Extrait du texte -
Mon dernier Brian de
Palma remonte à 2000. Soit, dix-neuf ans en arrière. Presque une
génération, à quelques années près. Autant dire que j'ai du
retard à rattraper même si l'auteur des classiques que sont Phantom
of the Paradise (1974),
Pulsions (1980),
Body Double
(1984) ou encore L'Esprit de Caïn
(1992) n'a tourné que cinq long-métrages en dix-neuf ans (on attend
toujours Domino,
son dernier né). Le premier d'entre eux est sorti en 2002,
s'intitule Femme Fatale
et bénéficie depuis son passage à la moulinette des critiques,
d'une réputation relativement peu élogieuse. Le public ne semble
avoir suivi qu'en de très petites proportions l'idée centrale du
film et la mise en scène de Brian de Palma tandis que la presse s'est
partagée, entre enthousiasme et déception...

Bloc de données -
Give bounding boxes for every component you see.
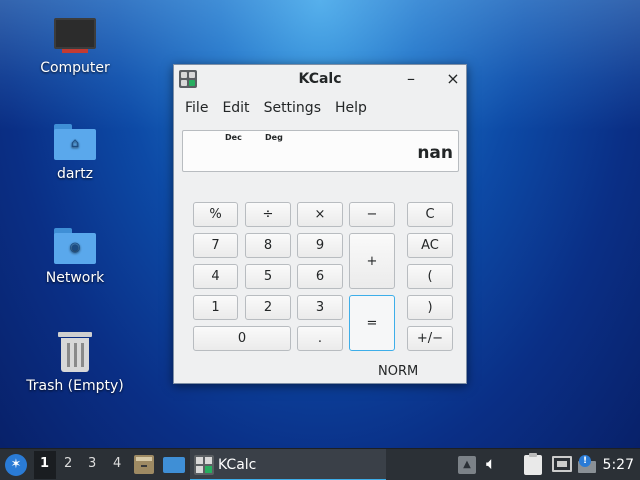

Consigne écrite 1 -
Répondez aux questions suivantes à partir du texte sur Brian de Palma :
(a) En quelle année est sorti Femme Fatale ?
(b) Combien de longs-métrages Brian de Palma a-t-il tournés en dix-neuf ans ?
(c) Quel film cité dans le texte date de 1992 ?
Consigne écrite 2 -
Reprenez le texte sur Brian de Palma et poursuivez-le à partir de sa dernière phrase.

Résultat obtenu 1 -
(a) 2002
(b) Cinq
(c) L'Esprit de Caïn

Résultat obtenu 2 -
Pour
bien comprendre les raisons pour lesquelles le film n'a pas fait
l'unanimité, sans doute suffit-il de revenir sur l'une des premières
séquences, d'une durée très légèrement inférieure à vingt
minutes, et au cours de laquelle le spectateur assiste à un vol de
diamants incrustés dans la robe on ne peut plus légère d'un
mannequin venu au bras du cinéaste français Régis Wargnier (qui
incarne donc son propre rôle) lors de la projection de son film
Est-Ouest
au festival de Cannes. Tournée par Brian de Palma, le spectateur
aurait pu prétendre assister à un grand moment de mise en scène,
et pourtant... la séquence est filmée sans engouement. D'une
mollesse qui confinerait presque à l'amateurisme d'un jeune cinéaste
voulant imiter ses pairs, la scène se traîne en longueurs sans
qu'aucun des enjeux mis en place ne provoque la moindre émotion
(ici, la tension) d'un public qui assiste alors à la séquence sans
jamais rien ressentir. De plus, la scène est emplie d'incohérences
impardonnables de la part du réalisateur. Comment peut-on en effet
adhérer à l'idée qu'une jeune femme en éternelle
« représentation »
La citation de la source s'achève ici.